TASK INPUTS:
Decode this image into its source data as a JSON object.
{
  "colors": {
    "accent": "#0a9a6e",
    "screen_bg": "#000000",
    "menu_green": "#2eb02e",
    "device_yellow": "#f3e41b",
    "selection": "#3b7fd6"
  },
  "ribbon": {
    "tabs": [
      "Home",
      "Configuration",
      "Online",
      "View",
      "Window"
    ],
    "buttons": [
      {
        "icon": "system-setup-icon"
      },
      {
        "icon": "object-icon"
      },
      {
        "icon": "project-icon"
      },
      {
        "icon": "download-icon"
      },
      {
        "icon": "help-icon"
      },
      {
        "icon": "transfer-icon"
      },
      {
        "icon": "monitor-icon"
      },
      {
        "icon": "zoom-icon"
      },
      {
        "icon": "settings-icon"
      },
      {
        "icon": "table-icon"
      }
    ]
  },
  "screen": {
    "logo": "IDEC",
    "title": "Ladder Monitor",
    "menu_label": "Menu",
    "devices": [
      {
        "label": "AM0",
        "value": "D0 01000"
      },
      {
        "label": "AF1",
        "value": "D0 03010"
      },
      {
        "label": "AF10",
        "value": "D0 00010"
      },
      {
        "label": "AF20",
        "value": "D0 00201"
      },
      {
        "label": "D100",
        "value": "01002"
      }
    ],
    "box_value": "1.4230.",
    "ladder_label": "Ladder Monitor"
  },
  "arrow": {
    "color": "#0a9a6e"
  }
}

EXERCISE DETAILS: Pull out every line above that holds the word "object".

TASK RESULT:
Decode this image into its source data as a JSON object.
        "icon": "object-icon"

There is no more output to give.